• [TASK REQUIREMENTS]: Look below and pull out each line with the word "latent".

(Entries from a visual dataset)
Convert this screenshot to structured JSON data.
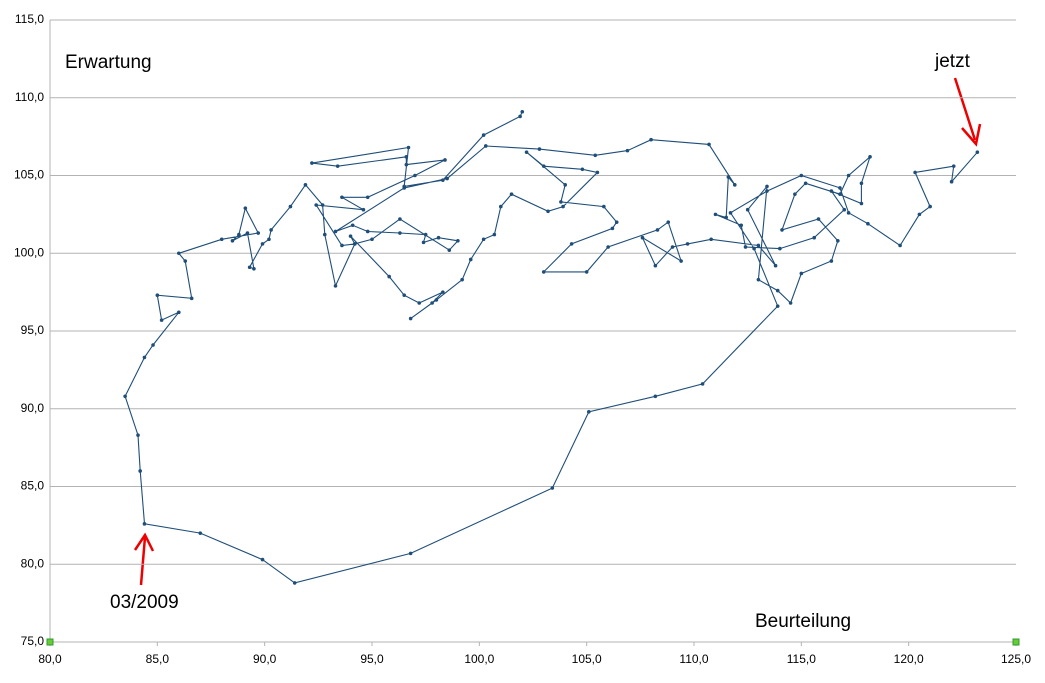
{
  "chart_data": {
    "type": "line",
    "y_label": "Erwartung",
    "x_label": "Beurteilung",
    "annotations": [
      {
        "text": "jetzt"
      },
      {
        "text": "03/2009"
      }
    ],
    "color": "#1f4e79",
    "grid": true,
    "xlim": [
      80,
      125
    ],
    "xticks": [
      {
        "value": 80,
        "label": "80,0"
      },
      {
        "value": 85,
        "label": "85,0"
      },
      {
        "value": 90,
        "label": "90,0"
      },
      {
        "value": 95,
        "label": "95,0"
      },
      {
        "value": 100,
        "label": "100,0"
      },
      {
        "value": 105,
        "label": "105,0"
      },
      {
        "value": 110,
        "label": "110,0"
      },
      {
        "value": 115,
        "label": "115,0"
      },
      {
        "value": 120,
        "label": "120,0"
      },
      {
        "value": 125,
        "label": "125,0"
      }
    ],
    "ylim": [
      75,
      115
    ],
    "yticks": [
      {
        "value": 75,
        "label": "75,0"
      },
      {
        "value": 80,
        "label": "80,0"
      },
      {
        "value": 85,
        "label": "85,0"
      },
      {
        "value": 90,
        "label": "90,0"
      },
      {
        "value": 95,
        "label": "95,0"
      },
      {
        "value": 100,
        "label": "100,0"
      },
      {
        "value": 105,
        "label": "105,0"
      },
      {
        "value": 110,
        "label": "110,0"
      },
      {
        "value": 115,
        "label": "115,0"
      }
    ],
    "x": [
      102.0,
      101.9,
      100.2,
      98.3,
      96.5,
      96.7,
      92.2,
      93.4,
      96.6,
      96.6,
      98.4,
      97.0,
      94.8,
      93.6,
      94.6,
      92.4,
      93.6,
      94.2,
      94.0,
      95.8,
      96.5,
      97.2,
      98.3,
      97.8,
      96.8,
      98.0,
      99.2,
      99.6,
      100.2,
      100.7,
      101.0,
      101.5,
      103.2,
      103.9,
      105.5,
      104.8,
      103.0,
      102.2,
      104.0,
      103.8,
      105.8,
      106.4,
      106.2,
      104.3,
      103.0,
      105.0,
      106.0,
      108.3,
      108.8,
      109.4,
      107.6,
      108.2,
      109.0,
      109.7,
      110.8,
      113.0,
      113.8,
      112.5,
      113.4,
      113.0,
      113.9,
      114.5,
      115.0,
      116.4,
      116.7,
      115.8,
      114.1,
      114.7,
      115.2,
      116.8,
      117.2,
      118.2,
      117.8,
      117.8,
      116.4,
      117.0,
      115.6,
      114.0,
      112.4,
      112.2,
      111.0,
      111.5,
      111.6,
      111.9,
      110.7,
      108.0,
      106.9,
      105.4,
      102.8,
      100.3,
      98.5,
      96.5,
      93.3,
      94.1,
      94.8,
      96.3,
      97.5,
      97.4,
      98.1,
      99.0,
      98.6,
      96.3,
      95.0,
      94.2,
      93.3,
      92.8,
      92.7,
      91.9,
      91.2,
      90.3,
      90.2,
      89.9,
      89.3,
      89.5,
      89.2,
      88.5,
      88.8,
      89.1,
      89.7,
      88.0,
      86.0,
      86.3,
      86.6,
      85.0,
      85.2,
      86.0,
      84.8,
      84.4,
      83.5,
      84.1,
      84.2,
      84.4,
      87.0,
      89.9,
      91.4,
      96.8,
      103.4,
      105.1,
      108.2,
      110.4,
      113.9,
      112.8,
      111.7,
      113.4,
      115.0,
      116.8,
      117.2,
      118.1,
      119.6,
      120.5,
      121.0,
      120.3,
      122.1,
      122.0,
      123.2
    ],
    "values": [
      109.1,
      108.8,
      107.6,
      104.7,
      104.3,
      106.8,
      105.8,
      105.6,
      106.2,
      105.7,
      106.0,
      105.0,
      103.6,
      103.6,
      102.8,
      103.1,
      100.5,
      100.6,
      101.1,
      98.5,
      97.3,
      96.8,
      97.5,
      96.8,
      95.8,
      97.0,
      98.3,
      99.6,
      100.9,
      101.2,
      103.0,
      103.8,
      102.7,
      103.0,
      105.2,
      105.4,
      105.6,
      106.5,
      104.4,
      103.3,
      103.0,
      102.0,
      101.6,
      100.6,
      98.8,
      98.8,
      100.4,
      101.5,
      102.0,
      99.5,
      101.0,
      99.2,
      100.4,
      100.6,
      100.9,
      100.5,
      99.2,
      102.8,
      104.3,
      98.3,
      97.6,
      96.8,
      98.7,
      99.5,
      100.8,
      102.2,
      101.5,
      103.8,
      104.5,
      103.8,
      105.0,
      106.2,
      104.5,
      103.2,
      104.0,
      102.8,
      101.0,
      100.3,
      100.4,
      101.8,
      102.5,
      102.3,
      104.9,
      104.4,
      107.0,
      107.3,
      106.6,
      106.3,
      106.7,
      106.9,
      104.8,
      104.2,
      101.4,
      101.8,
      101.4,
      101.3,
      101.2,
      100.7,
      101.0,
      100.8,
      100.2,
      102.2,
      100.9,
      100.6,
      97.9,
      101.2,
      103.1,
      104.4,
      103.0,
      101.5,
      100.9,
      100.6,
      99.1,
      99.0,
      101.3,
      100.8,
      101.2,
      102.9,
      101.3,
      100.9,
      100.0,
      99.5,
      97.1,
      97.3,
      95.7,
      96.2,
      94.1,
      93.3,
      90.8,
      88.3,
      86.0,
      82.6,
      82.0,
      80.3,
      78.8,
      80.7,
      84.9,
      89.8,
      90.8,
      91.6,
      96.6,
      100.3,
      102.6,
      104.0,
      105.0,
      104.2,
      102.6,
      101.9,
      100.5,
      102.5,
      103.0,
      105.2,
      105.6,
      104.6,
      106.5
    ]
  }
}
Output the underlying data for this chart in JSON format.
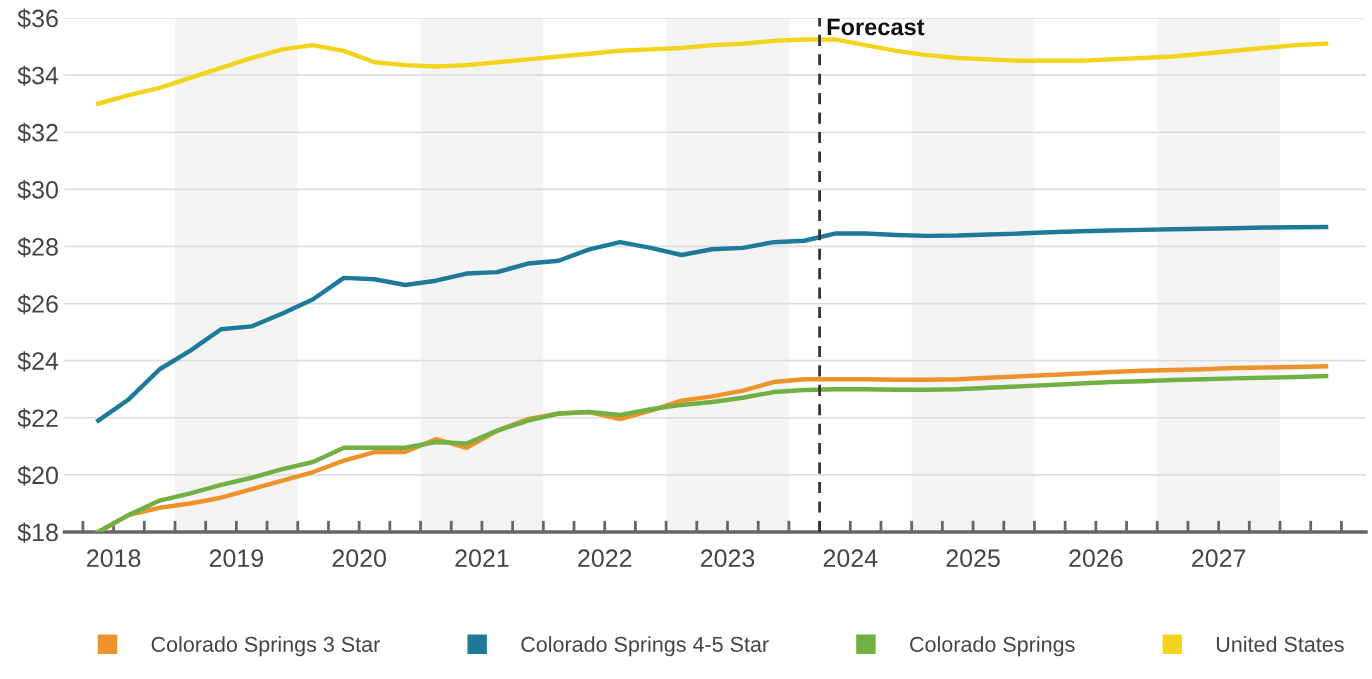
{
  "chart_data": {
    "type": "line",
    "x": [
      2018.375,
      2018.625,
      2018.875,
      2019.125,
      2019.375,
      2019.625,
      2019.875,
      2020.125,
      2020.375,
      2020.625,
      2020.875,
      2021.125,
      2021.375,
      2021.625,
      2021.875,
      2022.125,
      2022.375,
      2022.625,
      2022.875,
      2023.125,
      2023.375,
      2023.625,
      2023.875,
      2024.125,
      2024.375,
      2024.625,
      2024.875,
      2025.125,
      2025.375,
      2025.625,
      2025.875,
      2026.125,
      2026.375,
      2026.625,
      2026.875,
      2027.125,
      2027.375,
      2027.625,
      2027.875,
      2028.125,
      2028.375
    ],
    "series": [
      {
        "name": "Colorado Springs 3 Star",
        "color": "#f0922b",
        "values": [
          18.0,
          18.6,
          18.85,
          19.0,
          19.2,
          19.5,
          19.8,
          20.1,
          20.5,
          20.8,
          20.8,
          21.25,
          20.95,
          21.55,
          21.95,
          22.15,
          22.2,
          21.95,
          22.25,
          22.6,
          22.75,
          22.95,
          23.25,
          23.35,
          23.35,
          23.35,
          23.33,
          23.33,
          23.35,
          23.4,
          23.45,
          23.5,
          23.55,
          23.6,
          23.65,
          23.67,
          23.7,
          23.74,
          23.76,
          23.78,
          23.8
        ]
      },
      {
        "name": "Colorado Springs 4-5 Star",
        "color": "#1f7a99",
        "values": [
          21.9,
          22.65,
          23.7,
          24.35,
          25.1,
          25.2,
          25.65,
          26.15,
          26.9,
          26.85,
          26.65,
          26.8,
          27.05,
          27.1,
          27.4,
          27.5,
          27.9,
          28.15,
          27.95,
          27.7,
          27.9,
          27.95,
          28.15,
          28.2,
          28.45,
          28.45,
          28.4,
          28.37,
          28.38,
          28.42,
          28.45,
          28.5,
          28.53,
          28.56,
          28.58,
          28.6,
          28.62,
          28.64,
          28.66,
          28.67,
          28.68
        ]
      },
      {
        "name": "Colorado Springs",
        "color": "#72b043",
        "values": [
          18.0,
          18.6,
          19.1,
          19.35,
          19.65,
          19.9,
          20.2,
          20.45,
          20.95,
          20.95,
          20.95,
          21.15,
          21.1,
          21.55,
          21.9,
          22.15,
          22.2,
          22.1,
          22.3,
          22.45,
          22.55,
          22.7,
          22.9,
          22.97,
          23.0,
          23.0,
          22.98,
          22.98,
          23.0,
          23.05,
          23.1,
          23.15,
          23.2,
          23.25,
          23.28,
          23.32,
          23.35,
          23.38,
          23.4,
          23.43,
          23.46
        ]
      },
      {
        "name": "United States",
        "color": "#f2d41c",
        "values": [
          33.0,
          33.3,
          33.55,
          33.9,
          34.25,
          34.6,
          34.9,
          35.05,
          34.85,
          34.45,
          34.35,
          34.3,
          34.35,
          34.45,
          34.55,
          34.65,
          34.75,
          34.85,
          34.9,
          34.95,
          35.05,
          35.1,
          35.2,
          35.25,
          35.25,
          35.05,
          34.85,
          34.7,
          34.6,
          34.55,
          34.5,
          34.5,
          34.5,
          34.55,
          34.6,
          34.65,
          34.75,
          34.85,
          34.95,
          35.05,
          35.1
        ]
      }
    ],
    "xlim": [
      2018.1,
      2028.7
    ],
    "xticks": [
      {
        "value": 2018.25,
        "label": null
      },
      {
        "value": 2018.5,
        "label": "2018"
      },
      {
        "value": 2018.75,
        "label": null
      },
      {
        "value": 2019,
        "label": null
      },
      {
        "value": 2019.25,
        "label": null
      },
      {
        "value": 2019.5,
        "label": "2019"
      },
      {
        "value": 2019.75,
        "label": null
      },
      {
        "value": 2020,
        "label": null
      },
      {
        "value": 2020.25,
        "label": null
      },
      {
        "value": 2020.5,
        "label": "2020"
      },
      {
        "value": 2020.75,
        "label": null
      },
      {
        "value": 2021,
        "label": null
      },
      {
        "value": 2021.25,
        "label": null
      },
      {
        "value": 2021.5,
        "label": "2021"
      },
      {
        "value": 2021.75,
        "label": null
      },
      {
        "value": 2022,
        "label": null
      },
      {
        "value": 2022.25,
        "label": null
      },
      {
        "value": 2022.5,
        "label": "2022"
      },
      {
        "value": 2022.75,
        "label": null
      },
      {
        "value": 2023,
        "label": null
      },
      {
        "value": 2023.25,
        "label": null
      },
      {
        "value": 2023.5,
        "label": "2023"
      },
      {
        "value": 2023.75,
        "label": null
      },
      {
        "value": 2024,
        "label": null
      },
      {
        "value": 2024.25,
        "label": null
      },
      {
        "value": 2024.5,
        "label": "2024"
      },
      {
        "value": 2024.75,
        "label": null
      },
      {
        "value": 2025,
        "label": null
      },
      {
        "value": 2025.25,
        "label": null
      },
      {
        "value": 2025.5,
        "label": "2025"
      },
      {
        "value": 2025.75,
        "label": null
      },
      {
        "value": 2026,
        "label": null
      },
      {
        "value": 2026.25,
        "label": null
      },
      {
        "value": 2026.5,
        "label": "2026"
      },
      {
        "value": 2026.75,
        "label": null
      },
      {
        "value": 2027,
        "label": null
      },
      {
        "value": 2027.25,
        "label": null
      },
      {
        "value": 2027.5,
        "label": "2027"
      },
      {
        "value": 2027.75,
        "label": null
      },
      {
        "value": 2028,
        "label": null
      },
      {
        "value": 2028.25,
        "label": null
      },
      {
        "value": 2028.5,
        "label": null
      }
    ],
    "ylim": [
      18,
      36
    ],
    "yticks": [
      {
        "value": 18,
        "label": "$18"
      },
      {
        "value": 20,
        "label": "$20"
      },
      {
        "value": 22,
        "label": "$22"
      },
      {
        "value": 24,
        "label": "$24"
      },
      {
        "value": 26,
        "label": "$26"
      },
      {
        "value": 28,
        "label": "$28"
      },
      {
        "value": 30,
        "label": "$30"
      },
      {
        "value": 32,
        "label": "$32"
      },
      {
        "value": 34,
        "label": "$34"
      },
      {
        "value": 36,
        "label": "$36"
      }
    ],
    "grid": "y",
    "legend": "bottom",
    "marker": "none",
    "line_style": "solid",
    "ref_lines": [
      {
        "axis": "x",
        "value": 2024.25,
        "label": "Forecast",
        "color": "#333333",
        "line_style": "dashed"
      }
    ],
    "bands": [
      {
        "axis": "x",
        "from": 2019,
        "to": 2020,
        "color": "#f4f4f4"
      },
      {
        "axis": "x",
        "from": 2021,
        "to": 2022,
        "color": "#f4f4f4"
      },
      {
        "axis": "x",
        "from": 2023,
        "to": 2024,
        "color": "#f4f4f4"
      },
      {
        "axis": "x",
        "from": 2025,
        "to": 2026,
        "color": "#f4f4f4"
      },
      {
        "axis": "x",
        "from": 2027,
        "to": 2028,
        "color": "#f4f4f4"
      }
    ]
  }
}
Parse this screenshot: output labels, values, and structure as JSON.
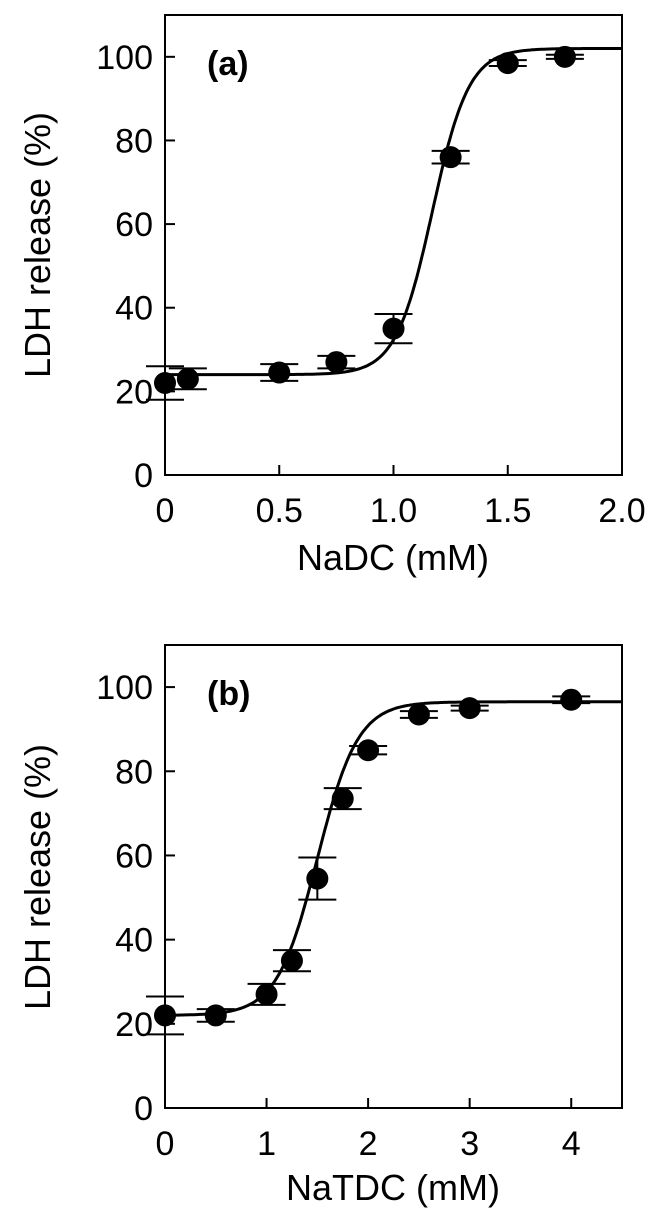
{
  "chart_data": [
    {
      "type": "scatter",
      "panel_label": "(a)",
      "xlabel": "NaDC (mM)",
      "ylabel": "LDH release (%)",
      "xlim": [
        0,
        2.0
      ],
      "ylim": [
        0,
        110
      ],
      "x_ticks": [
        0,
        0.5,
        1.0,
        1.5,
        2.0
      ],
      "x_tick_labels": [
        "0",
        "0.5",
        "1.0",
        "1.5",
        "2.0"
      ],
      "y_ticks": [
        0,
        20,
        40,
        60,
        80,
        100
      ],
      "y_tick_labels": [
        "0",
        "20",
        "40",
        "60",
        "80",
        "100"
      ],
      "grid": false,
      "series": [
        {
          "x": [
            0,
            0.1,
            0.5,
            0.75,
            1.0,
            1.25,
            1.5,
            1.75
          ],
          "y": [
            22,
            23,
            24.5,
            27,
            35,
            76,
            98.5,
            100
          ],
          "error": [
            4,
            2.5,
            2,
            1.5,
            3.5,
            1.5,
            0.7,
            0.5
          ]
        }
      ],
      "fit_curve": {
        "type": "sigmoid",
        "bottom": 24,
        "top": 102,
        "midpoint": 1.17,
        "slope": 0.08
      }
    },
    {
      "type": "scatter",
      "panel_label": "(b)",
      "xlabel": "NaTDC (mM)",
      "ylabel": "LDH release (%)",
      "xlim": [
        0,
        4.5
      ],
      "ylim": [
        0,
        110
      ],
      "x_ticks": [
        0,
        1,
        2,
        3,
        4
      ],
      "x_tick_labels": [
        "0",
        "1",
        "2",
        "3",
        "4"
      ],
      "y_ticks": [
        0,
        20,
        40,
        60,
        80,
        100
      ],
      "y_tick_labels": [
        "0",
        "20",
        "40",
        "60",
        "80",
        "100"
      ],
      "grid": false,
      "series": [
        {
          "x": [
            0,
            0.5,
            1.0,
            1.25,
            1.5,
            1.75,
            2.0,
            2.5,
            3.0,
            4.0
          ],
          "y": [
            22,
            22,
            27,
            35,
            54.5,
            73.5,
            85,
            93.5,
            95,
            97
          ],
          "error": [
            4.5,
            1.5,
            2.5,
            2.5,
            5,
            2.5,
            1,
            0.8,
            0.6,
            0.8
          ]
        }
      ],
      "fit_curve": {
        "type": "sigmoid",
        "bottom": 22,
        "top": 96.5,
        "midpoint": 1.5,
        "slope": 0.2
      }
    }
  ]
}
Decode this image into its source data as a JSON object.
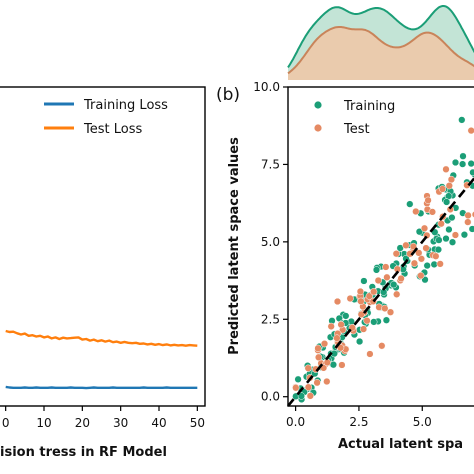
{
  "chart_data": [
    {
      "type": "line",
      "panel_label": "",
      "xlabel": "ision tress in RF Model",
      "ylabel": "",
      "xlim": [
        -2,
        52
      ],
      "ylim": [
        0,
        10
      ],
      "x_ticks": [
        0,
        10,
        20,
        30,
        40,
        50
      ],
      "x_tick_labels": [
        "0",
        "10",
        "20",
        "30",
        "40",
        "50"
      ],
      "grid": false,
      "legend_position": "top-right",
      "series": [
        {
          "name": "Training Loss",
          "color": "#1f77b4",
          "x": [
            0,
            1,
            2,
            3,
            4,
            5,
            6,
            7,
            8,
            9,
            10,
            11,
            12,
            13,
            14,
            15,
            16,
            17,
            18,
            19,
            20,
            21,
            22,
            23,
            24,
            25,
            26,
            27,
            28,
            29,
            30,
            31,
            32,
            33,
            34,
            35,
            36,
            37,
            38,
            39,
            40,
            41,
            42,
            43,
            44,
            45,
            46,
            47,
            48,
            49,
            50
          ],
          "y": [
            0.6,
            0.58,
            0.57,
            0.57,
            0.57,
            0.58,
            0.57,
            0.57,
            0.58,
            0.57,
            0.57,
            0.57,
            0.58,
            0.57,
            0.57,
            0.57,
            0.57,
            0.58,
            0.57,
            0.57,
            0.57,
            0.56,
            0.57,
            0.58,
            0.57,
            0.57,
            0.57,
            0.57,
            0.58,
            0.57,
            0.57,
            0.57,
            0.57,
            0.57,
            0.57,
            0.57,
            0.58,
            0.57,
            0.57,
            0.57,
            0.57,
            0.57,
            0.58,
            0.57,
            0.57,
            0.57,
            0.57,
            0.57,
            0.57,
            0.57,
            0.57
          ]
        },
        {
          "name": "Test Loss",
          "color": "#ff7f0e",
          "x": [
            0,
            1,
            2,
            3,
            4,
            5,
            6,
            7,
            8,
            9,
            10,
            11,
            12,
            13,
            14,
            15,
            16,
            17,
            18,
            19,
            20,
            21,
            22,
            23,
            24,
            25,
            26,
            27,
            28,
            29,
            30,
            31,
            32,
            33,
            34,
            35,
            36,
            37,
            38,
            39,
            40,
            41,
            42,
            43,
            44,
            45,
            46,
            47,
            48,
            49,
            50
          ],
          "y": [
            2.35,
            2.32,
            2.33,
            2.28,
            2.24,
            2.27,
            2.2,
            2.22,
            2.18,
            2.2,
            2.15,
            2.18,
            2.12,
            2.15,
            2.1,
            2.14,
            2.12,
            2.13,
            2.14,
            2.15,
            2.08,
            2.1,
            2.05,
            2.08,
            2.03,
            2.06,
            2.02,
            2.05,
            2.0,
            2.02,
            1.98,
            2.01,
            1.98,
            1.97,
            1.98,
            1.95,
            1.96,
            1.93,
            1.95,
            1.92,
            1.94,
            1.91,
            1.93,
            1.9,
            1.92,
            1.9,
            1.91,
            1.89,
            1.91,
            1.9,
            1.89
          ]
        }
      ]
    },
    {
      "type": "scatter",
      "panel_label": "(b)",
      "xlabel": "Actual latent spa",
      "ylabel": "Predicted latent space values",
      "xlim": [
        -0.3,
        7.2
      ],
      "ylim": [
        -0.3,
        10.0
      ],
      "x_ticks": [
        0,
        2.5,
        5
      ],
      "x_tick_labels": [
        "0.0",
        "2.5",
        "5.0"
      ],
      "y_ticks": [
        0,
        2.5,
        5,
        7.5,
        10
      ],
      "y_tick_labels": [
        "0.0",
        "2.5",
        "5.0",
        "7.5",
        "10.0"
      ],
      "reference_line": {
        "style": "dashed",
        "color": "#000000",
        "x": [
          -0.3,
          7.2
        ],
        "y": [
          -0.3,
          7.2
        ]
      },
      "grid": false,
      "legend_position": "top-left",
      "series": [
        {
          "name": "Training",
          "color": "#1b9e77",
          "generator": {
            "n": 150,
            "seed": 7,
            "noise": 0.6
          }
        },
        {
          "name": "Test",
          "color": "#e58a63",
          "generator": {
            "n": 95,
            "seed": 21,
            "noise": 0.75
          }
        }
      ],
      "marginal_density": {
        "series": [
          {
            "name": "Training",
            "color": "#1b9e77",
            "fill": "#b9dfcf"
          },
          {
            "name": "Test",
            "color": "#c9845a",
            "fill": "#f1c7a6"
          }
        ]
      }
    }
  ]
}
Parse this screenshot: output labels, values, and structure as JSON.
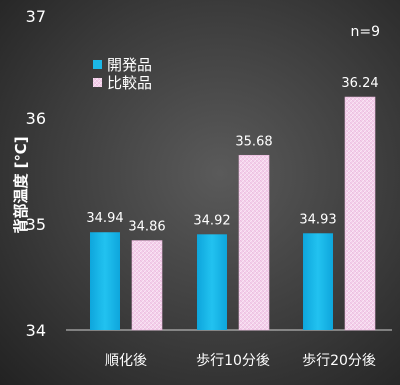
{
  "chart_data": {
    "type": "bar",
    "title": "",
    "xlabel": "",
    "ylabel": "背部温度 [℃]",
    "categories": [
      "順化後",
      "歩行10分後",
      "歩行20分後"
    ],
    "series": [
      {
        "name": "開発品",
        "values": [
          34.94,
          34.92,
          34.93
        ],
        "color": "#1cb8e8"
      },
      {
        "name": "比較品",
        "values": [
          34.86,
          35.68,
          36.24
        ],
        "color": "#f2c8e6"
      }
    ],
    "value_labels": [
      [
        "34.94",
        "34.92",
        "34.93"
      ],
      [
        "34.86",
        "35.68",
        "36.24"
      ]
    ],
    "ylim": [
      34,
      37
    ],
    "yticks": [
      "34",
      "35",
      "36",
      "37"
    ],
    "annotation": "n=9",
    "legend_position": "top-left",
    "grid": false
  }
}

• [EXERCISE SOLUTION]:
      "xlabel": "Actual latent spa",
      "ylabel": "Predicted latent space values",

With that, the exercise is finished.